WORKING DATA:
■ ■ ■ ■

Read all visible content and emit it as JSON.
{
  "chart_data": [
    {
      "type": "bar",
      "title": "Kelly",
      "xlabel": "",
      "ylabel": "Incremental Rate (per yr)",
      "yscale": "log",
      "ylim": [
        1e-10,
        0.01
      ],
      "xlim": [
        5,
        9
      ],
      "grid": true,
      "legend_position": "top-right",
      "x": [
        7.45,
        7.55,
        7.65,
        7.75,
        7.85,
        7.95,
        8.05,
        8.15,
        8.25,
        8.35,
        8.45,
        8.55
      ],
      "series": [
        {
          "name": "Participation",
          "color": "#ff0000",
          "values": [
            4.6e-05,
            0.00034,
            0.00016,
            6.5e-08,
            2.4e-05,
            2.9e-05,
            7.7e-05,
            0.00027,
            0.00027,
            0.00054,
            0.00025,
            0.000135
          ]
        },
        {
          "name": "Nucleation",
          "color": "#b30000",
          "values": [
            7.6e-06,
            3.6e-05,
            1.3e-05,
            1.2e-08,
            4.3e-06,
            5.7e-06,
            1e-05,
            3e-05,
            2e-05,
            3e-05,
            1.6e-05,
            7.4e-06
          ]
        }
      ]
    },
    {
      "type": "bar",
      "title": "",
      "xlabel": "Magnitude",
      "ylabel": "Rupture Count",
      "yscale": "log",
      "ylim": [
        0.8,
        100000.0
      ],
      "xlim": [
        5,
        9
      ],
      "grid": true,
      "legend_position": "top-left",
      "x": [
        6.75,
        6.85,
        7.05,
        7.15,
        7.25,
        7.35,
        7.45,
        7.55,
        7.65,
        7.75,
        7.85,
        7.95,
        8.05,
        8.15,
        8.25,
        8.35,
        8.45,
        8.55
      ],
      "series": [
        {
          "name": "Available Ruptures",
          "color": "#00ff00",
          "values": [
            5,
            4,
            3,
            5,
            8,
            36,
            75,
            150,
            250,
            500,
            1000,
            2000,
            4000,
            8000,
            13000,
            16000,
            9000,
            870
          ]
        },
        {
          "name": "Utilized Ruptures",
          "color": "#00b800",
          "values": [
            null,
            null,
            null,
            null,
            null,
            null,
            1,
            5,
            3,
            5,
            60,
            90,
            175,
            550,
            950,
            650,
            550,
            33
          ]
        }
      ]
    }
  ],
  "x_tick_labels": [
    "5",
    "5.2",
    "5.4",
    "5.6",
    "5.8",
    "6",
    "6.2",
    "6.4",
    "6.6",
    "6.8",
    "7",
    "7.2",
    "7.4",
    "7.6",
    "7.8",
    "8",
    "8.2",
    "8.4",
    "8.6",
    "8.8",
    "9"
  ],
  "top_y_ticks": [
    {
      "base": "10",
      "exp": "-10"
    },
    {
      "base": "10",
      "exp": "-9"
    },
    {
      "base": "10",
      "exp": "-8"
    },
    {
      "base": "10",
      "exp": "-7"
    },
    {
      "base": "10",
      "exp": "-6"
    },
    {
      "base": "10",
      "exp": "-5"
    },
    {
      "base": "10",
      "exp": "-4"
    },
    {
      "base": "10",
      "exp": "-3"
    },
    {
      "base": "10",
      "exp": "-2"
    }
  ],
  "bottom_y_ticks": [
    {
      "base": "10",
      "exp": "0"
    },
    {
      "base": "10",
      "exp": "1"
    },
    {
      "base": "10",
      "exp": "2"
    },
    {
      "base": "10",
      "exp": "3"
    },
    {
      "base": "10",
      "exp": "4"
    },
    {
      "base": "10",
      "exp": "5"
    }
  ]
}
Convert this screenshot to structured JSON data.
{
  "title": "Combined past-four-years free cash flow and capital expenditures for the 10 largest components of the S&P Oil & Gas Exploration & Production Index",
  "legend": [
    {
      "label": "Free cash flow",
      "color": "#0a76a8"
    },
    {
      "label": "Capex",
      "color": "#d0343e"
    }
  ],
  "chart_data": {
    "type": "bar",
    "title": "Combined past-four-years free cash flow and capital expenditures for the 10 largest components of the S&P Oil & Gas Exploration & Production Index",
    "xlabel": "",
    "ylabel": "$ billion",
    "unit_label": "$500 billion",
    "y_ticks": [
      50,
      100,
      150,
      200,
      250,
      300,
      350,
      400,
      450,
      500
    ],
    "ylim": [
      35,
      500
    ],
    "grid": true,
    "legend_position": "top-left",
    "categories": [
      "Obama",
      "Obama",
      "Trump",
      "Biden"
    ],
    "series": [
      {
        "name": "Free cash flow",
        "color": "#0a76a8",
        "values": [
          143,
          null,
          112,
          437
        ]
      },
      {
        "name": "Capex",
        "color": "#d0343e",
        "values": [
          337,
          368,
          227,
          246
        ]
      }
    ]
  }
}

■ ■ ■ ■

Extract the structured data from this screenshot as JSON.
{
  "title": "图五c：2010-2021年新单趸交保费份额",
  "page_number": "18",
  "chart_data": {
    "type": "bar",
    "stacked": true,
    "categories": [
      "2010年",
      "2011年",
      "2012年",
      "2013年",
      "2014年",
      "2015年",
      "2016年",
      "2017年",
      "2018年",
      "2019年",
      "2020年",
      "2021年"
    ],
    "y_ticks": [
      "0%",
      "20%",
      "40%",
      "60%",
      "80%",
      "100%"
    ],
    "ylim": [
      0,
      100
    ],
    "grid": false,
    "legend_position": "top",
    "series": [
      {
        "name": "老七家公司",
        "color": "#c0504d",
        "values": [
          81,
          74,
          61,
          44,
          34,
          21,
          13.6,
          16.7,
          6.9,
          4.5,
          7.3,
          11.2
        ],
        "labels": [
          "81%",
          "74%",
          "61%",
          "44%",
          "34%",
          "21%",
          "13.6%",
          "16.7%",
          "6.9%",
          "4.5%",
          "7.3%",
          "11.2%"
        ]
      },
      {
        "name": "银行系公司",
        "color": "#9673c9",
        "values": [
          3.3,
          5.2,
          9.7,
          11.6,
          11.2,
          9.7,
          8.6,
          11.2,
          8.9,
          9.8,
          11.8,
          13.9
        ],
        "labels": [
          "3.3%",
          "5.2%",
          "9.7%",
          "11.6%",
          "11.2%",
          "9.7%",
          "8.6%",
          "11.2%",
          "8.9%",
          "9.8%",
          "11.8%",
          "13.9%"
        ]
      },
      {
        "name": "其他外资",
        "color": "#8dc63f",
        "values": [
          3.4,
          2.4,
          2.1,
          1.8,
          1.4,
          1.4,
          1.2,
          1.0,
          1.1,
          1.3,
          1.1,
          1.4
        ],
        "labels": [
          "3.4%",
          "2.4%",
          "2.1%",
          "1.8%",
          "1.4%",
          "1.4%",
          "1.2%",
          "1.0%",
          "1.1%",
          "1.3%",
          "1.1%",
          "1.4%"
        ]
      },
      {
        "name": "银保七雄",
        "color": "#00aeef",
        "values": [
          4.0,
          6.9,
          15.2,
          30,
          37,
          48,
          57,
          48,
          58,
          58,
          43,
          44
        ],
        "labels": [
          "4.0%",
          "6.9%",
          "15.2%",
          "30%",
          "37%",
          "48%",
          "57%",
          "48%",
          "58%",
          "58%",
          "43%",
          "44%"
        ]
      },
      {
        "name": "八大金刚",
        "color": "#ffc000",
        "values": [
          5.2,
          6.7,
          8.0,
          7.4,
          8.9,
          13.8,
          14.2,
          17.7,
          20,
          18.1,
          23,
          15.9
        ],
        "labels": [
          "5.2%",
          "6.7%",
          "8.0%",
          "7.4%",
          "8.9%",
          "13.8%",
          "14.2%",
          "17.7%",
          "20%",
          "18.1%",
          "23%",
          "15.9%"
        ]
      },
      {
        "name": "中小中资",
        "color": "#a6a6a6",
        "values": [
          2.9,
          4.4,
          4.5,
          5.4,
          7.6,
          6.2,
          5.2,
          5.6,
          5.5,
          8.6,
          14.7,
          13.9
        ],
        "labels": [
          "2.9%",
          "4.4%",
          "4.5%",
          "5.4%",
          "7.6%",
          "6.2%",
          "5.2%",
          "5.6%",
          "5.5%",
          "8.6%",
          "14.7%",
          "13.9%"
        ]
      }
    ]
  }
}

■ ■ ■ ■

Search the preceding listing for the word "grid" and pull out every line that holds it.

      "grid": true,
      "grid": true,
    "grid": true,
    "grid": false,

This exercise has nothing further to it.